EXTRACTED RECORDS –

[start]

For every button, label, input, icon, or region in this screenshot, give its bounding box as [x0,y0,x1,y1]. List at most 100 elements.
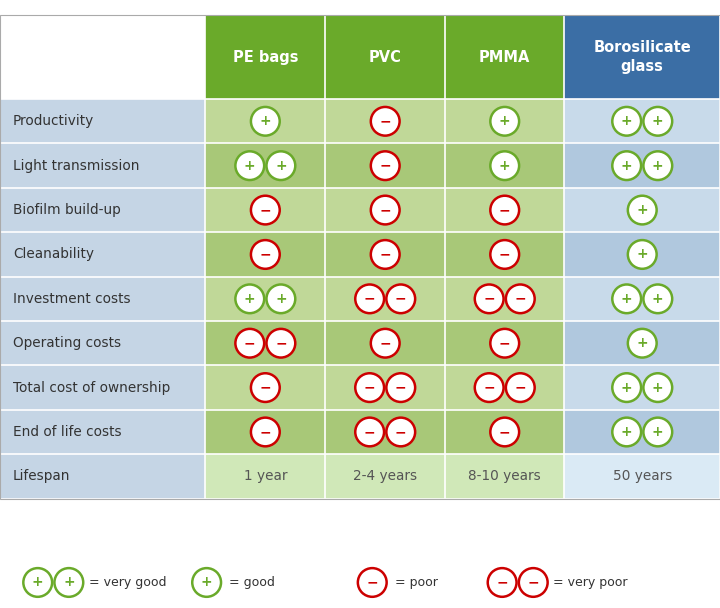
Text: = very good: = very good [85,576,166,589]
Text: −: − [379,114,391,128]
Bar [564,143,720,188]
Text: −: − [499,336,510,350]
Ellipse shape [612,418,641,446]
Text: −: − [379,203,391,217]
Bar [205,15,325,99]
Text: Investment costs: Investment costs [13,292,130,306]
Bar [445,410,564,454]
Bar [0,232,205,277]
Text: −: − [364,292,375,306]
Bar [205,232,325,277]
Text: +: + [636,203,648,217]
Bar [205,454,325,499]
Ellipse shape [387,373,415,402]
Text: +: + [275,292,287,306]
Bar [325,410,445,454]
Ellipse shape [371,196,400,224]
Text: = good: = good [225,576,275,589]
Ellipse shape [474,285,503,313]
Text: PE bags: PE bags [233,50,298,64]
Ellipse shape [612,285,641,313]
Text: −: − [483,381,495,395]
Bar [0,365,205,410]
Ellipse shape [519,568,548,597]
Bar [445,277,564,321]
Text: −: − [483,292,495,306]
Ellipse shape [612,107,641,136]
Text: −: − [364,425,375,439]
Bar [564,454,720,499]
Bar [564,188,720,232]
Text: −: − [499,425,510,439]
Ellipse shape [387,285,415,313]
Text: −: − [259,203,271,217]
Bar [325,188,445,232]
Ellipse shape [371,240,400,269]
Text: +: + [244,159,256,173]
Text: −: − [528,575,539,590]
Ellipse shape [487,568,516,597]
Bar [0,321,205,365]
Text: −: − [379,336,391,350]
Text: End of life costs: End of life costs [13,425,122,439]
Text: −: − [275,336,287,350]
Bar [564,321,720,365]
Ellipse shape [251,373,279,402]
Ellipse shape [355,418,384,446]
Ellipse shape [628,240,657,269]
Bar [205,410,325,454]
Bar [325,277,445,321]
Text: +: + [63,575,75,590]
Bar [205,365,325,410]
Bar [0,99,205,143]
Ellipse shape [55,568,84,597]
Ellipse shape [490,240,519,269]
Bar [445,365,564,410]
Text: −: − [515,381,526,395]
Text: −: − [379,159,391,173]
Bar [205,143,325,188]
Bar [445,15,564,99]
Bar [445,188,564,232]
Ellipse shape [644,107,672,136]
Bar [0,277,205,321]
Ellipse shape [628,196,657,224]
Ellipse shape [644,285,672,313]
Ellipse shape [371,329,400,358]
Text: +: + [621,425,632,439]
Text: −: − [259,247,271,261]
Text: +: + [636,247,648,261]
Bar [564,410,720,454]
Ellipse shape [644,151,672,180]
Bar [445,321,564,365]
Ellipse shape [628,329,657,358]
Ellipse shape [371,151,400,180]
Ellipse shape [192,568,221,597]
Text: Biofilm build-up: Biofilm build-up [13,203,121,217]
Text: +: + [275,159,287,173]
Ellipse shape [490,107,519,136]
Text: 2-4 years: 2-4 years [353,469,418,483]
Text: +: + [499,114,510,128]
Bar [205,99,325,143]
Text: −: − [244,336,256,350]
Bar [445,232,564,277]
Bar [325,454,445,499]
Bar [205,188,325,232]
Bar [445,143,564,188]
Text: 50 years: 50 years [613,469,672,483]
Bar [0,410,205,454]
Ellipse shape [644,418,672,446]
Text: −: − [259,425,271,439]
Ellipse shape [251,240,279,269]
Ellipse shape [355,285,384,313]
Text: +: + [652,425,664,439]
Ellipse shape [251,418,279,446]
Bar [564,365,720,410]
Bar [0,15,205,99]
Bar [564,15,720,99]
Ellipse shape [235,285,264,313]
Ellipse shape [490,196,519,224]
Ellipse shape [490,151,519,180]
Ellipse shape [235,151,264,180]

[end]

Rename "Investment costs" to "Upfront costs" in the data between the lines holding "Text: = very" and "Text: −: − [259,203,271,217]", inclusive, and give those lines back with nothing else changed.

Text: = very good: = very good [85,576,166,589]
Text: −: − [379,114,391,128]
Bar [564,143,720,188]
Text: −: − [499,336,510,350]
Ellipse shape [612,418,641,446]
Text: −: − [379,203,391,217]
Bar [205,15,325,99]
Text: Upfront costs: Upfront costs [13,292,130,306]
Bar [445,410,564,454]
Bar [0,232,205,277]
Text: −: − [364,292,375,306]
Bar [205,232,325,277]
Text: +: + [636,203,648,217]
Bar [205,454,325,499]
Ellipse shape [387,373,415,402]
Text: +: + [275,292,287,306]
Bar [325,410,445,454]
Ellipse shape [371,196,400,224]
Text: = good: = good [225,576,275,589]
Ellipse shape [474,285,503,313]
Text: PE bags: PE bags [233,50,298,64]
Ellipse shape [612,285,641,313]
Text: −: − [483,381,495,395]
Bar [0,365,205,410]
Ellipse shape [519,568,548,597]
Bar [445,277,564,321]
Text: −: − [483,292,495,306]
Ellipse shape [612,107,641,136]
Text: −: − [364,425,375,439]
Bar [564,454,720,499]
Bar [564,188,720,232]
Text: −: − [499,425,510,439]
Ellipse shape [387,285,415,313]
Text: −: − [259,203,271,217]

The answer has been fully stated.